REQUIREMENT
Copy out all of the material exactly.

- - - -

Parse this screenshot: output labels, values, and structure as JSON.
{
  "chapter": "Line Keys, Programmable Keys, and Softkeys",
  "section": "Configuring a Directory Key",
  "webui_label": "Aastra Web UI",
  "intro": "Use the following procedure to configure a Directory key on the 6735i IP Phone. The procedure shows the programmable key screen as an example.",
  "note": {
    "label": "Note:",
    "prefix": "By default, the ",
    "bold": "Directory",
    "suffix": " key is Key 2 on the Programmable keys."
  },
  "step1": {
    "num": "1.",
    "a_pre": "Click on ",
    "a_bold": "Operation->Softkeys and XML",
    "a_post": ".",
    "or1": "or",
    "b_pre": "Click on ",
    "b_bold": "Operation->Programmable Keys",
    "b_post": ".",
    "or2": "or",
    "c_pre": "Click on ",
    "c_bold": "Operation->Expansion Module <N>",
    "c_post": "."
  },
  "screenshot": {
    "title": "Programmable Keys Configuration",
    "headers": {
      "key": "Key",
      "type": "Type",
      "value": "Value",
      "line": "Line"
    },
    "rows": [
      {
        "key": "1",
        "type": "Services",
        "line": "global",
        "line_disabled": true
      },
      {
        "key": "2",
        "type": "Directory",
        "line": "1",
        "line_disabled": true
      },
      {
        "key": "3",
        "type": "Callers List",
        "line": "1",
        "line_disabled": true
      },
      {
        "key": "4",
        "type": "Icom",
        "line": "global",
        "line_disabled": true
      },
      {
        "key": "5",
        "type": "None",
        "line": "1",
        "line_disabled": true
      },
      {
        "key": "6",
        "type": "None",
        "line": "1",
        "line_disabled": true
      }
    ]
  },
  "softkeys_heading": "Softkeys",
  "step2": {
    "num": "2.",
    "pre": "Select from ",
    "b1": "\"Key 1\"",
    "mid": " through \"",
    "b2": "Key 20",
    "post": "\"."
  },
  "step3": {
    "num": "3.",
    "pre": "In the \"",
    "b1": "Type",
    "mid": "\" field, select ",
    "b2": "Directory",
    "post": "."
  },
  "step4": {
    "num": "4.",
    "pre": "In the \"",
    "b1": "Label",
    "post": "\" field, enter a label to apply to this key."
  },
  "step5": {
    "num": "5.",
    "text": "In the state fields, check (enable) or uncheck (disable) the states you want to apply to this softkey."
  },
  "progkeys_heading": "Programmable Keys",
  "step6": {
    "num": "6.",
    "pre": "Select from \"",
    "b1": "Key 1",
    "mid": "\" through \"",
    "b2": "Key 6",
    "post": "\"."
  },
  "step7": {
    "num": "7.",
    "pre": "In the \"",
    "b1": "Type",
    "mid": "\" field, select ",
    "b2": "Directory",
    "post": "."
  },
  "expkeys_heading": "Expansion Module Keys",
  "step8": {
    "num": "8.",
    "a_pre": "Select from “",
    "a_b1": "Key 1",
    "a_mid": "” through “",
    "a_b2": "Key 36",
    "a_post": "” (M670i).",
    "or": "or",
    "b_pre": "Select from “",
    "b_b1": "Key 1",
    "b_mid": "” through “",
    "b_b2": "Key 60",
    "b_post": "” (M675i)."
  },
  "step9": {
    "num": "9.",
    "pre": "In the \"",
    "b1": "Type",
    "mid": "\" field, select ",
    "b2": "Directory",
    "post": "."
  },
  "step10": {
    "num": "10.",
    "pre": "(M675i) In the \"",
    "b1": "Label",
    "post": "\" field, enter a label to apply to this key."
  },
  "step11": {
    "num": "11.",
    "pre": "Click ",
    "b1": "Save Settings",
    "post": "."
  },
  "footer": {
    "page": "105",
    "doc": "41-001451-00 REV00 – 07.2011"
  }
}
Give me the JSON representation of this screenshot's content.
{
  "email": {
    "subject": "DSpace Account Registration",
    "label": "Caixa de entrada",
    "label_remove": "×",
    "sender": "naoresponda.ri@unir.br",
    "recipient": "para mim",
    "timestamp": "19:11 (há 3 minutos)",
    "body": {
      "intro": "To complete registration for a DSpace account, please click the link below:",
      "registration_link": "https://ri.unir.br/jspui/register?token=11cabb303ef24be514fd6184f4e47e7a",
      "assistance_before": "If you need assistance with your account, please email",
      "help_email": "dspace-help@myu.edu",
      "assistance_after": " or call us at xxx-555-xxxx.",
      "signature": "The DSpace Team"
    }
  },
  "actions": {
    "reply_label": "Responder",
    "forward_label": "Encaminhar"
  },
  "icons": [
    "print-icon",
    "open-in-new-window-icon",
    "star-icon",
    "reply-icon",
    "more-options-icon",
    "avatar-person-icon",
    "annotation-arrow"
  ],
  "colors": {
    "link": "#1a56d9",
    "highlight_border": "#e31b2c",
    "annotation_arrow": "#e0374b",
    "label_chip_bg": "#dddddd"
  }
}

- - - -

SOLUTION TO THIS TASK
Parse this screenshot: output labels, values, and structure as JSON.
{
  "chapter": "Line Keys, Programmable Keys, and Softkeys",
  "section": "Configuring a Directory Key",
  "webui_label": "Aastra Web UI",
  "intro": "Use the following procedure to configure a Directory key on the 6735i IP Phone. The procedure shows the programmable key screen as an example.",
  "note": {
    "label": "Note:",
    "prefix": "By default, the ",
    "bold": "Directory",
    "suffix": " key is Key 2 on the Programmable keys."
  },
  "step1": {
    "num": "1.",
    "a_pre": "Click on ",
    "a_bold": "Operation->Softkeys and XML",
    "a_post": ".",
    "or1": "or",
    "b_pre": "Click on ",
    "b_bold": "Operation->Programmable Keys",
    "b_post": ".",
    "or2": "or",
    "c_pre": "Click on ",
    "c_bold": "Operation->Expansion Module <N>",
    "c_post": "."
  },
  "screenshot": {
    "title": "Programmable Keys Configuration",
    "headers": {
      "key": "Key",
      "type": "Type",
      "value": "Value",
      "line": "Line"
    },
    "rows": [
      {
        "key": "1",
        "type": "Services",
        "line": "global",
        "line_disabled": true
      },
      {
        "key": "2",
        "type": "Directory",
        "line": "1",
        "line_disabled": true
      },
      {
        "key": "3",
        "type": "Callers List",
        "line": "1",
        "line_disabled": true
      },
      {
        "key": "4",
        "type": "Icom",
        "line": "global",
        "line_disabled": true
      },
      {
        "key": "5",
        "type": "None",
        "line": "1",
        "line_disabled": true
      },
      {
        "key": "6",
        "type": "None",
        "line": "1",
        "line_disabled": true
      }
    ]
  },
  "softkeys_heading": "Softkeys",
  "step2": {
    "num": "2.",
    "pre": "Select from ",
    "b1": "\"Key 1\"",
    "mid": " through \"",
    "b2": "Key 20",
    "post": "\"."
  },
  "step3": {
    "num": "3.",
    "pre": "In the \"",
    "b1": "Type",
    "mid": "\" field, select ",
    "b2": "Directory",
    "post": "."
  },
  "step4": {
    "num": "4.",
    "pre": "In the \"",
    "b1": "Label",
    "post": "\" field, enter a label to apply to this key."
  },
  "step5": {
    "num": "5.",
    "text": "In the state fields, check (enable) or uncheck (disable) the states you want to apply to this softkey."
  },
  "progkeys_heading": "Programmable Keys",
  "step6": {
    "num": "6.",
    "pre": "Select from \"",
    "b1": "Key 1",
    "mid": "\" through \"",
    "b2": "Key 6",
    "post": "\"."
  },
  "step7": {
    "num": "7.",
    "pre": "In the \"",
    "b1": "Type",
    "mid": "\" field, select ",
    "b2": "Directory",
    "post": "."
  },
  "expkeys_heading": "Expansion Module Keys",
  "step8": {
    "num": "8.",
    "a_pre": "Select from “",
    "a_b1": "Key 1",
    "a_mid": "” through “",
    "a_b2": "Key 36",
    "a_post": "” (M670i).",
    "or": "or",
    "b_pre": "Select from “",
    "b_b1": "Key 1",
    "b_mid": "” through “",
    "b_b2": "Key 60",
    "b_post": "” (M675i)."
  },
  "step9": {
    "num": "9.",
    "pre": "In the \"",
    "b1": "Type",
    "mid": "\" field, select ",
    "b2": "Directory",
    "post": "."
  },
  "step10": {
    "num": "10.",
    "pre": "(M675i) In the \"",
    "b1": "Label",
    "post": "\" field, enter a label to apply to this key."
  },
  "step11": {
    "num": "11.",
    "pre": "Click ",
    "b1": "Save Settings",
    "post": "."
  },
  "footer": {
    "page": "105",
    "doc": "41-001451-00 REV00 – 07.2011"
  }
}
Give me the JSON representation of this screenshot's content.
{
  "email": {
    "subject": "DSpace Account Registration",
    "label": "Caixa de entrada",
    "label_remove": "×",
    "sender": "naoresponda.ri@unir.br",
    "recipient": "para mim",
    "timestamp": "19:11 (há 3 minutos)",
    "body": {
      "intro": "To complete registration for a DSpace account, please click the link below:",
      "registration_link": "https://ri.unir.br/jspui/register?token=11cabb303ef24be514fd6184f4e47e7a",
      "assistance_before": "If you need assistance with your account, please email",
      "help_email": "dspace-help@myu.edu",
      "assistance_after": " or call us at xxx-555-xxxx.",
      "signature": "The DSpace Team"
    }
  },
  "actions": {
    "reply_label": "Responder",
    "forward_label": "Encaminhar"
  },
  "icons": [
    "print-icon",
    "open-in-new-window-icon",
    "star-icon",
    "reply-icon",
    "more-options-icon",
    "avatar-person-icon",
    "annotation-arrow"
  ],
  "colors": {
    "link": "#1a56d9",
    "highlight_border": "#e31b2c",
    "annotation_arrow": "#e0374b",
    "label_chip_bg": "#dddddd"
  }
}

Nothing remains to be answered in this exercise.